SET TASK:
Scan the material below for the string "Reporte", and copy every line where it shows up.

DATASET EXTRACT:
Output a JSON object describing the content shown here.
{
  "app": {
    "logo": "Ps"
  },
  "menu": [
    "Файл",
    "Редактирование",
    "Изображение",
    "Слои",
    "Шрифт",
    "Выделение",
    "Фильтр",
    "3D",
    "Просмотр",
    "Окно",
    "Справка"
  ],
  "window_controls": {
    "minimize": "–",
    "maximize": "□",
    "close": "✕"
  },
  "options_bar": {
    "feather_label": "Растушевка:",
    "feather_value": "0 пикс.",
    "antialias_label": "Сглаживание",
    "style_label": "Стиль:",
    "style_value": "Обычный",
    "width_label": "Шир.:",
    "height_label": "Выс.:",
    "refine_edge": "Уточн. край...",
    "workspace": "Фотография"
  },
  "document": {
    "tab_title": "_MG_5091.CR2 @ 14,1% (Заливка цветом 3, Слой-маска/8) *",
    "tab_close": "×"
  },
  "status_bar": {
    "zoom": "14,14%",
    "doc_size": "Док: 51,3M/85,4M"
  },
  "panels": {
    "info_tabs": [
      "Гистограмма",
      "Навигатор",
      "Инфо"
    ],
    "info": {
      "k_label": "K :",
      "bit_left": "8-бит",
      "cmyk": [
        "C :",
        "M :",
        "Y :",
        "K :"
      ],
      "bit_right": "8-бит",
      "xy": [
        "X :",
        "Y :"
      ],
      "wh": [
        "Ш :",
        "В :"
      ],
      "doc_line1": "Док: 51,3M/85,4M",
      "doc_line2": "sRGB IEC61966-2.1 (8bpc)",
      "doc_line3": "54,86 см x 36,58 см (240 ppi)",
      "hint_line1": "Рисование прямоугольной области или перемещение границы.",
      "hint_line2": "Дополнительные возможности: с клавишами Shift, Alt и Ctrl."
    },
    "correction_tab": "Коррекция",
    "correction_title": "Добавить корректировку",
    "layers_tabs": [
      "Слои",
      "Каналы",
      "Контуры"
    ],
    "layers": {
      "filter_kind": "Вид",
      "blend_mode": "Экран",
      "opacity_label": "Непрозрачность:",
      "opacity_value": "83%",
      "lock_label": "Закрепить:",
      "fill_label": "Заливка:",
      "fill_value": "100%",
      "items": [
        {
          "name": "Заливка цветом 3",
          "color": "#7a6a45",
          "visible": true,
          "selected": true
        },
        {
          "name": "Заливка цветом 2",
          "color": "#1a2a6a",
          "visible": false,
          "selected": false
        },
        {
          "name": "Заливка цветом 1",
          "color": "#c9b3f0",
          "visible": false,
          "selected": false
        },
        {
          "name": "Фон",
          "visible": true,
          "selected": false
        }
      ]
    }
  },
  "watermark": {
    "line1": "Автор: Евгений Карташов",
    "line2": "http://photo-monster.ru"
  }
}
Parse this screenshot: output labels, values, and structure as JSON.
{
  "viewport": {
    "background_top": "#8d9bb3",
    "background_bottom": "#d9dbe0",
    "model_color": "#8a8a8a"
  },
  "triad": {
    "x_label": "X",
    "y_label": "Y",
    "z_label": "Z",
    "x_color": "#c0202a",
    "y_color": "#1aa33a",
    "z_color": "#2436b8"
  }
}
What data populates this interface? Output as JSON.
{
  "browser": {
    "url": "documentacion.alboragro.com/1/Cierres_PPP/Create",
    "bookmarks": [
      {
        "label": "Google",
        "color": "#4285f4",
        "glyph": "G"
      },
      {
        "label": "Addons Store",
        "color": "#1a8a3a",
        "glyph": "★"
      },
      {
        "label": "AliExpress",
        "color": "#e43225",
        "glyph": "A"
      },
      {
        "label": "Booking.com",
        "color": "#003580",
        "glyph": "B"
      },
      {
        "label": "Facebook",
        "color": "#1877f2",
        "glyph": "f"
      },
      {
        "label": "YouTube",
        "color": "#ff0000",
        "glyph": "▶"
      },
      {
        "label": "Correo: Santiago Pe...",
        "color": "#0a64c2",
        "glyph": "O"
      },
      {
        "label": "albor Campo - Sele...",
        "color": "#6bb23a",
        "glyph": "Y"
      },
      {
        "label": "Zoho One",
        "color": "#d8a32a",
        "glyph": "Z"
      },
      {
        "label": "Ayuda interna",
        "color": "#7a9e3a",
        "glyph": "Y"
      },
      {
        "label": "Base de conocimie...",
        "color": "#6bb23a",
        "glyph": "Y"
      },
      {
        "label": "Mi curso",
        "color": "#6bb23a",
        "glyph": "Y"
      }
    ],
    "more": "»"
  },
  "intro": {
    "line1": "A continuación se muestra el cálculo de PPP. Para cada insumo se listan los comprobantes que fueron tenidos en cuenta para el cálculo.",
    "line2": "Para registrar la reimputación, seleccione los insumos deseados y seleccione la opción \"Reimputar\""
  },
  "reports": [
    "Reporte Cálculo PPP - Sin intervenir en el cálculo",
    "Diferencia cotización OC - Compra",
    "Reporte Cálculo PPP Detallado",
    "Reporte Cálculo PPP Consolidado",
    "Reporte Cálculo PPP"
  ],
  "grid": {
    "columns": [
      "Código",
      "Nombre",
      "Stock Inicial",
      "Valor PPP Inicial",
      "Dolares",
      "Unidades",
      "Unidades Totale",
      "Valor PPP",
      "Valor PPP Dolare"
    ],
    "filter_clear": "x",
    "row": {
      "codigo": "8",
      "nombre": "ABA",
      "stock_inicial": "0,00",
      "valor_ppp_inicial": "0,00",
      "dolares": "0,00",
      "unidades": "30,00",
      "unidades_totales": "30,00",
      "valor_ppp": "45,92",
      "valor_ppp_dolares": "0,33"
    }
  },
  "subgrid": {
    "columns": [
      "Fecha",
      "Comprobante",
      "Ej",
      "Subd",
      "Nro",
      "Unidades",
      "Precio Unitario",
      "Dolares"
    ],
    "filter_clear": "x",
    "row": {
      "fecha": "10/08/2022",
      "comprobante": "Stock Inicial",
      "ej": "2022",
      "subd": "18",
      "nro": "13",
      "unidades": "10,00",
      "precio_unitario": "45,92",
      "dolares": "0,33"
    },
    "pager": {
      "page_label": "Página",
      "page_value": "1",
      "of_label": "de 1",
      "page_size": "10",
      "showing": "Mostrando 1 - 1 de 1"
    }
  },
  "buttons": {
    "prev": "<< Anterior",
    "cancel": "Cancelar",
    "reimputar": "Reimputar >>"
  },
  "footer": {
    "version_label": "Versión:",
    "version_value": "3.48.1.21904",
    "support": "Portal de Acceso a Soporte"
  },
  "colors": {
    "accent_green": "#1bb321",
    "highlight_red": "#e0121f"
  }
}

OUTPUT:
    "Reporte Cálculo PPP - Sin intervenir en el cálculo",
    "Reporte Cálculo PPP Detallado",
    "Reporte Cálculo PPP Consolidado",
    "Reporte Cálculo PPP"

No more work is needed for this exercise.